Data for this task
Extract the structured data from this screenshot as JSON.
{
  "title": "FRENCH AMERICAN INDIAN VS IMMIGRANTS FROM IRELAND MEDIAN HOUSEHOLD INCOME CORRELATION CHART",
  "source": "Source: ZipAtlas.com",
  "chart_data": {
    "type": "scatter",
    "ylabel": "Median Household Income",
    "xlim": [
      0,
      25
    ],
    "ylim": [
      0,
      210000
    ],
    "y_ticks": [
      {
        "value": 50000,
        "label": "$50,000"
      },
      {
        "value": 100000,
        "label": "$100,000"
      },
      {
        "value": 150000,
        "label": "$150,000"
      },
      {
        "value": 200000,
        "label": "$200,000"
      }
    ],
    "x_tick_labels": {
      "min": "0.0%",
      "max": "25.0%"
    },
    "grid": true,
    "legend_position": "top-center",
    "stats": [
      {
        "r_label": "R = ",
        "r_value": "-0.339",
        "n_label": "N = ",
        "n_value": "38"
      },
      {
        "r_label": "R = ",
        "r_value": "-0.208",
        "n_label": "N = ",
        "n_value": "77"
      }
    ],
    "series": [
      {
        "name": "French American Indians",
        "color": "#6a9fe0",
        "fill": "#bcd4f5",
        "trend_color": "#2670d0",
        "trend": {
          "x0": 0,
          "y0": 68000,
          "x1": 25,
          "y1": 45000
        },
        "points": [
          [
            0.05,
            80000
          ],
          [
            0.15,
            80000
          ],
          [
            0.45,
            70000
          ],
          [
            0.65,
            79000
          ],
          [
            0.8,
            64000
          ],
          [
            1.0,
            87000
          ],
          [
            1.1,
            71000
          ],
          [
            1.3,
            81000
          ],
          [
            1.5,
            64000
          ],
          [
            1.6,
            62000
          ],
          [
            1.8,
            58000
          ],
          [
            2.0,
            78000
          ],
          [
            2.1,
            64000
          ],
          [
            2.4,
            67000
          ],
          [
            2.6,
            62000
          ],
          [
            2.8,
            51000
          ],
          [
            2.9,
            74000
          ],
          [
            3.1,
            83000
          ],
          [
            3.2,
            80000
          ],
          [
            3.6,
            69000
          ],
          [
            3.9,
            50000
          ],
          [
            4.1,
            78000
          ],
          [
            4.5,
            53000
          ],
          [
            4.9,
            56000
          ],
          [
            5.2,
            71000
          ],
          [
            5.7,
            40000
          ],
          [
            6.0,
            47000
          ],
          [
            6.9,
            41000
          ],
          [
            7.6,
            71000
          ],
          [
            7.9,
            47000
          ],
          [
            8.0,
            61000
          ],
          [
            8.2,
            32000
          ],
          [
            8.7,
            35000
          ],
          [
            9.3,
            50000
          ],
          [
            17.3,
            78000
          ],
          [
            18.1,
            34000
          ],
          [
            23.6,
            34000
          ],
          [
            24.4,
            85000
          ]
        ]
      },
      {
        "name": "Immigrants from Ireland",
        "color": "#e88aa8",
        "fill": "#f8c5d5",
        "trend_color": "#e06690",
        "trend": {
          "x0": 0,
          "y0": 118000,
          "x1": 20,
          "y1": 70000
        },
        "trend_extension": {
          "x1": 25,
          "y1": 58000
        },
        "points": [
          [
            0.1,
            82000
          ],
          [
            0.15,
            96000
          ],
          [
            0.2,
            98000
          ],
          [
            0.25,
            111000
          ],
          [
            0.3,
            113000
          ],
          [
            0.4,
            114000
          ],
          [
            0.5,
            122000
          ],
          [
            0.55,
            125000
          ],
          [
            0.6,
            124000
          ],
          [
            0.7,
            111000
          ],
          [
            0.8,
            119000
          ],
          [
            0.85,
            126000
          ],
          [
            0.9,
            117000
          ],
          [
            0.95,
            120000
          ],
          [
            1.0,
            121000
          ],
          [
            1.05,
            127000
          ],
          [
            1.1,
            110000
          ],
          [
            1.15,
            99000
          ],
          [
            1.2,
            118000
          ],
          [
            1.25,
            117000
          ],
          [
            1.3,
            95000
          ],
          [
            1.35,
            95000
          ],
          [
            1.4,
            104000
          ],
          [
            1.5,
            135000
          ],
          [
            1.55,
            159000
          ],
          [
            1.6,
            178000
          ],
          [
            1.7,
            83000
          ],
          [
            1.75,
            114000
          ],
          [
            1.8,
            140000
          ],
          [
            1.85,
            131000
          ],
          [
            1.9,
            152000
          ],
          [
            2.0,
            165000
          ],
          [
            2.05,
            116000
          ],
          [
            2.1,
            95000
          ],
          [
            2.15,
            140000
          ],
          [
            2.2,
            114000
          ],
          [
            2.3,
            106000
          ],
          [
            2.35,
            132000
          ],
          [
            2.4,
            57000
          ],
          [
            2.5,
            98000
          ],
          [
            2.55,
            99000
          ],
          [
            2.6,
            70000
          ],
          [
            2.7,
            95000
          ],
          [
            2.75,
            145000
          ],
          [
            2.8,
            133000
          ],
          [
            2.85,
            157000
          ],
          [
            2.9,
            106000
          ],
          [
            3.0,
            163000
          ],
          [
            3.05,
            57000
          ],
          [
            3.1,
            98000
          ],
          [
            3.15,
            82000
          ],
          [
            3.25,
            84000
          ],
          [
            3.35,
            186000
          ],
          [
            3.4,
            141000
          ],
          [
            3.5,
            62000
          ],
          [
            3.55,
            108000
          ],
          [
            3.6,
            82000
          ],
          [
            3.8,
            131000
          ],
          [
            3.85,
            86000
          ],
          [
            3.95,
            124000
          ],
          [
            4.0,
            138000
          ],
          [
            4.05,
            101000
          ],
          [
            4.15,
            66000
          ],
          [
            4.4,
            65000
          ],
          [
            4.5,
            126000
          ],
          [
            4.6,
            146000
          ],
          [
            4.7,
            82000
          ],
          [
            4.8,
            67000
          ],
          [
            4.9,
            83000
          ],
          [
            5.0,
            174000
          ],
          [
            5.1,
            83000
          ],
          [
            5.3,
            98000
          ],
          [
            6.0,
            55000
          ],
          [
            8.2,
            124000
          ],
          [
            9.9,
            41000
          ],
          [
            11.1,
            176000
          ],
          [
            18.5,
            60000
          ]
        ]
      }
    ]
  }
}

To do
Copy every record exactly, with nothing added or dropped.

Answer to this task
Extract the structured data from this screenshot as JSON.
{
  "title": "FRENCH AMERICAN INDIAN VS IMMIGRANTS FROM IRELAND MEDIAN HOUSEHOLD INCOME CORRELATION CHART",
  "source": "Source: ZipAtlas.com",
  "chart_data": {
    "type": "scatter",
    "ylabel": "Median Household Income",
    "xlim": [
      0,
      25
    ],
    "ylim": [
      0,
      210000
    ],
    "y_ticks": [
      {
        "value": 50000,
        "label": "$50,000"
      },
      {
        "value": 100000,
        "label": "$100,000"
      },
      {
        "value": 150000,
        "label": "$150,000"
      },
      {
        "value": 200000,
        "label": "$200,000"
      }
    ],
    "x_tick_labels": {
      "min": "0.0%",
      "max": "25.0%"
    },
    "grid": true,
    "legend_position": "top-center",
    "stats": [
      {
        "r_label": "R = ",
        "r_value": "-0.339",
        "n_label": "N = ",
        "n_value": "38"
      },
      {
        "r_label": "R = ",
        "r_value": "-0.208",
        "n_label": "N = ",
        "n_value": "77"
      }
    ],
    "series": [
      {
        "name": "French American Indians",
        "color": "#6a9fe0",
        "fill": "#bcd4f5",
        "trend_color": "#2670d0",
        "trend": {
          "x0": 0,
          "y0": 68000,
          "x1": 25,
          "y1": 45000
        },
        "points": [
          [
            0.05,
            80000
          ],
          [
            0.15,
            80000
          ],
          [
            0.45,
            70000
          ],
          [
            0.65,
            79000
          ],
          [
            0.8,
            64000
          ],
          [
            1.0,
            87000
          ],
          [
            1.1,
            71000
          ],
          [
            1.3,
            81000
          ],
          [
            1.5,
            64000
          ],
          [
            1.6,
            62000
          ],
          [
            1.8,
            58000
          ],
          [
            2.0,
            78000
          ],
          [
            2.1,
            64000
          ],
          [
            2.4,
            67000
          ],
          [
            2.6,
            62000
          ],
          [
            2.8,
            51000
          ],
          [
            2.9,
            74000
          ],
          [
            3.1,
            83000
          ],
          [
            3.2,
            80000
          ],
          [
            3.6,
            69000
          ],
          [
            3.9,
            50000
          ],
          [
            4.1,
            78000
          ],
          [
            4.5,
            53000
          ],
          [
            4.9,
            56000
          ],
          [
            5.2,
            71000
          ],
          [
            5.7,
            40000
          ],
          [
            6.0,
            47000
          ],
          [
            6.9,
            41000
          ],
          [
            7.6,
            71000
          ],
          [
            7.9,
            47000
          ],
          [
            8.0,
            61000
          ],
          [
            8.2,
            32000
          ],
          [
            8.7,
            35000
          ],
          [
            9.3,
            50000
          ],
          [
            17.3,
            78000
          ],
          [
            18.1,
            34000
          ],
          [
            23.6,
            34000
          ],
          [
            24.4,
            85000
          ]
        ]
      },
      {
        "name": "Immigrants from Ireland",
        "color": "#e88aa8",
        "fill": "#f8c5d5",
        "trend_color": "#e06690",
        "trend": {
          "x0": 0,
          "y0": 118000,
          "x1": 20,
          "y1": 70000
        },
        "trend_extension": {
          "x1": 25,
          "y1": 58000
        },
        "points": [
          [
            0.1,
            82000
          ],
          [
            0.15,
            96000
          ],
          [
            0.2,
            98000
          ],
          [
            0.25,
            111000
          ],
          [
            0.3,
            113000
          ],
          [
            0.4,
            114000
          ],
          [
            0.5,
            122000
          ],
          [
            0.55,
            125000
          ],
          [
            0.6,
            124000
          ],
          [
            0.7,
            111000
          ],
          [
            0.8,
            119000
          ],
          [
            0.85,
            126000
          ],
          [
            0.9,
            117000
          ],
          [
            0.95,
            120000
          ],
          [
            1.0,
            121000
          ],
          [
            1.05,
            127000
          ],
          [
            1.1,
            110000
          ],
          [
            1.15,
            99000
          ],
          [
            1.2,
            118000
          ],
          [
            1.25,
            117000
          ],
          [
            1.3,
            95000
          ],
          [
            1.35,
            95000
          ],
          [
            1.4,
            104000
          ],
          [
            1.5,
            135000
          ],
          [
            1.55,
            159000
          ],
          [
            1.6,
            178000
          ],
          [
            1.7,
            83000
          ],
          [
            1.75,
            114000
          ],
          [
            1.8,
            140000
          ],
          [
            1.85,
            131000
          ],
          [
            1.9,
            152000
          ],
          [
            2.0,
            165000
          ],
          [
            2.05,
            116000
          ],
          [
            2.1,
            95000
          ],
          [
            2.15,
            140000
          ],
          [
            2.2,
            114000
          ],
          [
            2.3,
            106000
          ],
          [
            2.35,
            132000
          ],
          [
            2.4,
            57000
          ],
          [
            2.5,
            98000
          ],
          [
            2.55,
            99000
          ],
          [
            2.6,
            70000
          ],
          [
            2.7,
            95000
          ],
          [
            2.75,
            145000
          ],
          [
            2.8,
            133000
          ],
          [
            2.85,
            157000
          ],
          [
            2.9,
            106000
          ],
          [
            3.0,
            163000
          ],
          [
            3.05,
            57000
          ],
          [
            3.1,
            98000
          ],
          [
            3.15,
            82000
          ],
          [
            3.25,
            84000
          ],
          [
            3.35,
            186000
          ],
          [
            3.4,
            141000
          ],
          [
            3.5,
            62000
          ],
          [
            3.55,
            108000
          ],
          [
            3.6,
            82000
          ],
          [
            3.8,
            131000
          ],
          [
            3.85,
            86000
          ],
          [
            3.95,
            124000
          ],
          [
            4.0,
            138000
          ],
          [
            4.05,
            101000
          ],
          [
            4.15,
            66000
          ],
          [
            4.4,
            65000
          ],
          [
            4.5,
            126000
          ],
          [
            4.6,
            146000
          ],
          [
            4.7,
            82000
          ],
          [
            4.8,
            67000
          ],
          [
            4.9,
            83000
          ],
          [
            5.0,
            174000
          ],
          [
            5.1,
            83000
          ],
          [
            5.3,
            98000
          ],
          [
            6.0,
            55000
          ],
          [
            8.2,
            124000
          ],
          [
            9.9,
            41000
          ],
          [
            11.1,
            176000
          ],
          [
            18.5,
            60000
          ]
        ]
      }
    ]
  }
}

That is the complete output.